[Start]

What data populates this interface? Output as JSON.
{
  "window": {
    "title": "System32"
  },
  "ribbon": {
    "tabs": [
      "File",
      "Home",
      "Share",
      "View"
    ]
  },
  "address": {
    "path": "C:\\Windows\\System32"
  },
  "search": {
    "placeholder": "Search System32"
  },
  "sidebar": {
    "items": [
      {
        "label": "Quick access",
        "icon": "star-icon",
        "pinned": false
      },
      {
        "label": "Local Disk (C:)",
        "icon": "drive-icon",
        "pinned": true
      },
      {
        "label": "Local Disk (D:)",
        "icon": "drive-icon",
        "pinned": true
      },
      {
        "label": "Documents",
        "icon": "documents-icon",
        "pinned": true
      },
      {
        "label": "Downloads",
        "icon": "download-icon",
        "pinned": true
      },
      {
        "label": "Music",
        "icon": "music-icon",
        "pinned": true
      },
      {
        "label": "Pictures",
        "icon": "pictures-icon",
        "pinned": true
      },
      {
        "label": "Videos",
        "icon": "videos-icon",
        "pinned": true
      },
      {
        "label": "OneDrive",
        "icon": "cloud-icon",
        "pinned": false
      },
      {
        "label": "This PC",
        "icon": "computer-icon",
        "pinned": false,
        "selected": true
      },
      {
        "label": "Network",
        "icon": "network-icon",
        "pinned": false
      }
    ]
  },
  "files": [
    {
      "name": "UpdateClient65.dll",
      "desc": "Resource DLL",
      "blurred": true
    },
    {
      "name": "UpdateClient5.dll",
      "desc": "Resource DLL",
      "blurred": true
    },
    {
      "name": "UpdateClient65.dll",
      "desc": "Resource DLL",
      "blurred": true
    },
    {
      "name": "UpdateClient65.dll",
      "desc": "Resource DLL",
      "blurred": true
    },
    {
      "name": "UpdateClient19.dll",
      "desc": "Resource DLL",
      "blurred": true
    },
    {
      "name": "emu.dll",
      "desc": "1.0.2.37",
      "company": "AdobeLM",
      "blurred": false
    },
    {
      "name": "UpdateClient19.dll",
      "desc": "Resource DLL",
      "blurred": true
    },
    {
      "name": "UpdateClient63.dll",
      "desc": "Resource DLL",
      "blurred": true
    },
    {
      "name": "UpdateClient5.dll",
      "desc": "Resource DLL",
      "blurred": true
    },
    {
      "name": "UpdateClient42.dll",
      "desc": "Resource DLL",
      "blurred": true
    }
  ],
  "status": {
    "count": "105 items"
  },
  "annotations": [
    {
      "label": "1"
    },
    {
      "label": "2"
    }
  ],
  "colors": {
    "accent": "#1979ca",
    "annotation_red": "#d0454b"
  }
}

[End]

# GOAL OF THE EXERCISE
Would you give the material above again, complete and exact?

# OUTPUT FOR THIS EXERCISE
What data populates this interface? Output as JSON.
{
  "window": {
    "title": "System32"
  },
  "ribbon": {
    "tabs": [
      "File",
      "Home",
      "Share",
      "View"
    ]
  },
  "address": {
    "path": "C:\\Windows\\System32"
  },
  "search": {
    "placeholder": "Search System32"
  },
  "sidebar": {
    "items": [
      {
        "label": "Quick access",
        "icon": "star-icon",
        "pinned": false
      },
      {
        "label": "Local Disk (C:)",
        "icon": "drive-icon",
        "pinned": true
      },
      {
        "label": "Local Disk (D:)",
        "icon": "drive-icon",
        "pinned": true
      },
      {
        "label": "Documents",
        "icon": "documents-icon",
        "pinned": true
      },
      {
        "label": "Downloads",
        "icon": "download-icon",
        "pinned": true
      },
      {
        "label": "Music",
        "icon": "music-icon",
        "pinned": true
      },
      {
        "label": "Pictures",
        "icon": "pictures-icon",
        "pinned": true
      },
      {
        "label": "Videos",
        "icon": "videos-icon",
        "pinned": true
      },
      {
        "label": "OneDrive",
        "icon": "cloud-icon",
        "pinned": false
      },
      {
        "label": "This PC",
        "icon": "computer-icon",
        "pinned": false,
        "selected": true
      },
      {
        "label": "Network",
        "icon": "network-icon",
        "pinned": false
      }
    ]
  },
  "files": [
    {
      "name": "UpdateClient65.dll",
      "desc": "Resource DLL",
      "blurred": true
    },
    {
      "name": "UpdateClient5.dll",
      "desc": "Resource DLL",
      "blurred": true
    },
    {
      "name": "UpdateClient65.dll",
      "desc": "Resource DLL",
      "blurred": true
    },
    {
      "name": "UpdateClient65.dll",
      "desc": "Resource DLL",
      "blurred": true
    },
    {
      "name": "UpdateClient19.dll",
      "desc": "Resource DLL",
      "blurred": true
    },
    {
      "name": "emu.dll",
      "desc": "1.0.2.37",
      "company": "AdobeLM",
      "blurred": false
    },
    {
      "name": "UpdateClient19.dll",
      "desc": "Resource DLL",
      "blurred": true
    },
    {
      "name": "UpdateClient63.dll",
      "desc": "Resource DLL",
      "blurred": true
    },
    {
      "name": "UpdateClient5.dll",
      "desc": "Resource DLL",
      "blurred": true
    },
    {
      "name": "UpdateClient42.dll",
      "desc": "Resource DLL",
      "blurred": true
    }
  ],
  "status": {
    "count": "105 items"
  },
  "annotations": [
    {
      "label": "1"
    },
    {
      "label": "2"
    }
  ],
  "colors": {
    "accent": "#1979ca",
    "annotation_red": "#d0454b"
  }
}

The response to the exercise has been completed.